In the records below, pick out all lines containing the word "able".

── Data to use ──

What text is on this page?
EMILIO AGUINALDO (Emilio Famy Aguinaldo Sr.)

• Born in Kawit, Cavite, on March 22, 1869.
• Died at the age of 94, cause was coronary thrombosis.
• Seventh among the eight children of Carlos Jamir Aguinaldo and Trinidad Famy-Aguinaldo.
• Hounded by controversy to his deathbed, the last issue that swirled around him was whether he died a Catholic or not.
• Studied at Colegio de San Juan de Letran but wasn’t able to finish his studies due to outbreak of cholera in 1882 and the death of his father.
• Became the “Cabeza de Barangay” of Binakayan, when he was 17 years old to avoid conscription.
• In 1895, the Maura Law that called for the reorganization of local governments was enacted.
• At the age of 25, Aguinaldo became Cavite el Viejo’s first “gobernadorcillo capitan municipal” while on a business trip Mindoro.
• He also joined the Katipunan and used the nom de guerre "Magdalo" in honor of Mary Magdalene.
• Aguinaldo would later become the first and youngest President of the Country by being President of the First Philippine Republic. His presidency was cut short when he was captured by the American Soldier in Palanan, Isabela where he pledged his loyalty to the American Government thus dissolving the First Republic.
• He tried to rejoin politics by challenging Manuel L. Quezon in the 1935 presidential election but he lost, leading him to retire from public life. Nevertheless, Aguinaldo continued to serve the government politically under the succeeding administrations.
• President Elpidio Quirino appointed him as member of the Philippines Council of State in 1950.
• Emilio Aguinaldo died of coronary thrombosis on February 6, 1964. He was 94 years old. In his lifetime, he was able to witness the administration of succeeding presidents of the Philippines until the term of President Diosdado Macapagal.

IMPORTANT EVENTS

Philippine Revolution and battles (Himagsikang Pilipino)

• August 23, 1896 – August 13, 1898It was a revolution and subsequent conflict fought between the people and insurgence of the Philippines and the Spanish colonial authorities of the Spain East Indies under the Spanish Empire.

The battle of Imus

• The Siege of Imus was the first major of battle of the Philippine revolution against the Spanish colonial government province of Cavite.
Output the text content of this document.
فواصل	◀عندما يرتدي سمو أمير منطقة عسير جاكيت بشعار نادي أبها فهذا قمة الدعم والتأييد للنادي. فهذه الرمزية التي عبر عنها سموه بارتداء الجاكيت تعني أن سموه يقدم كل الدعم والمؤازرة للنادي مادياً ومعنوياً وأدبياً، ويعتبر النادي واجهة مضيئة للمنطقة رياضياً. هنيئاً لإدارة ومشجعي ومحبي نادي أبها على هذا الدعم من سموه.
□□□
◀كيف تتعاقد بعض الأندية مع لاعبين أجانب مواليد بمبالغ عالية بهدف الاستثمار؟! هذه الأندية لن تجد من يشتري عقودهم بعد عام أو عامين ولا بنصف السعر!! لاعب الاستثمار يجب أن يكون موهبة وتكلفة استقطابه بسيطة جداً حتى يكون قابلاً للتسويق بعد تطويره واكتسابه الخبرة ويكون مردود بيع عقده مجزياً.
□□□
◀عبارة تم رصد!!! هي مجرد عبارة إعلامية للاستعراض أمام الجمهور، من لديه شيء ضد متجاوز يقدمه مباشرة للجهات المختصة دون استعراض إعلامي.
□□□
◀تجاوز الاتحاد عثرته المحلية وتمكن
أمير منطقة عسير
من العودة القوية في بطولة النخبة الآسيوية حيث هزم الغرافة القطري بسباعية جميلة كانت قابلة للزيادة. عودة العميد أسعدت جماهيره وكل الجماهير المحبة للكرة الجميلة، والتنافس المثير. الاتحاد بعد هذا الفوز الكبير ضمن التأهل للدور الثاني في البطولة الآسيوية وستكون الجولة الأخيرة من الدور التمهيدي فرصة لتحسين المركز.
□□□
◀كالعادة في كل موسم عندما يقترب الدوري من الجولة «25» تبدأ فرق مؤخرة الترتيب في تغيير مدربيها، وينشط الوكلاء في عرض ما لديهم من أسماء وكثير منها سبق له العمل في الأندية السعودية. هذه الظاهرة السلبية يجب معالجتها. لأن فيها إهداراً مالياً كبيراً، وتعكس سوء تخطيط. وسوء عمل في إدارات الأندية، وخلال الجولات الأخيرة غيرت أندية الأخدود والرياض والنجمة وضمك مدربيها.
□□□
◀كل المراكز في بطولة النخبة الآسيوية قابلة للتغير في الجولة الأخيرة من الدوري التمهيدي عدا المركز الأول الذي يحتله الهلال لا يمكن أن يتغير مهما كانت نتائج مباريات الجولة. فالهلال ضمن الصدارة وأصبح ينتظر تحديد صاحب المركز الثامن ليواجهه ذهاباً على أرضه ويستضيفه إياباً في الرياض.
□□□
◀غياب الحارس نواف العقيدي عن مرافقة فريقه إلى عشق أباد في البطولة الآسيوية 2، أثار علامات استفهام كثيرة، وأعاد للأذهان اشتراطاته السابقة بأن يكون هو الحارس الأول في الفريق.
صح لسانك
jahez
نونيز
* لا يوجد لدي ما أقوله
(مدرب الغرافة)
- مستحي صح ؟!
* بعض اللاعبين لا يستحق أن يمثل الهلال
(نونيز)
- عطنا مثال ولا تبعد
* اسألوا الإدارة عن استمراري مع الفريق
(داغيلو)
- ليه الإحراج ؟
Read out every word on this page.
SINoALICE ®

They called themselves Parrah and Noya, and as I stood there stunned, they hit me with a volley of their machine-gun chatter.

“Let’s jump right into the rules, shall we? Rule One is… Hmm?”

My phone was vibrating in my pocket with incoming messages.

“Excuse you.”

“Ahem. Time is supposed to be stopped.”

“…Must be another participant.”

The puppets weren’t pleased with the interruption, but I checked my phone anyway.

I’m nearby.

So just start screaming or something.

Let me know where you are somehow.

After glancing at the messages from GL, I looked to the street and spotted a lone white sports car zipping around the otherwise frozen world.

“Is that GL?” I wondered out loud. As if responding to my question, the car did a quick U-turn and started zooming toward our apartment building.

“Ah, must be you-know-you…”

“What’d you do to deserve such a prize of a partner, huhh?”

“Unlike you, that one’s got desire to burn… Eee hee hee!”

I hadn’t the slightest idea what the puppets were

───

- Answer to this exercise -
• Studied at Colegio de San Juan de Letran but wasn’t able to finish his studies due to outbreak of cholera in 1882 and the death of his father.
• Emilio Aguinaldo died of coronary thrombosis on February 6, 1964. He was 94 years old. In his lifetime, he was able to witness the administration of succeeding presidents of the Philippines until the term of President Diosdado Macapagal.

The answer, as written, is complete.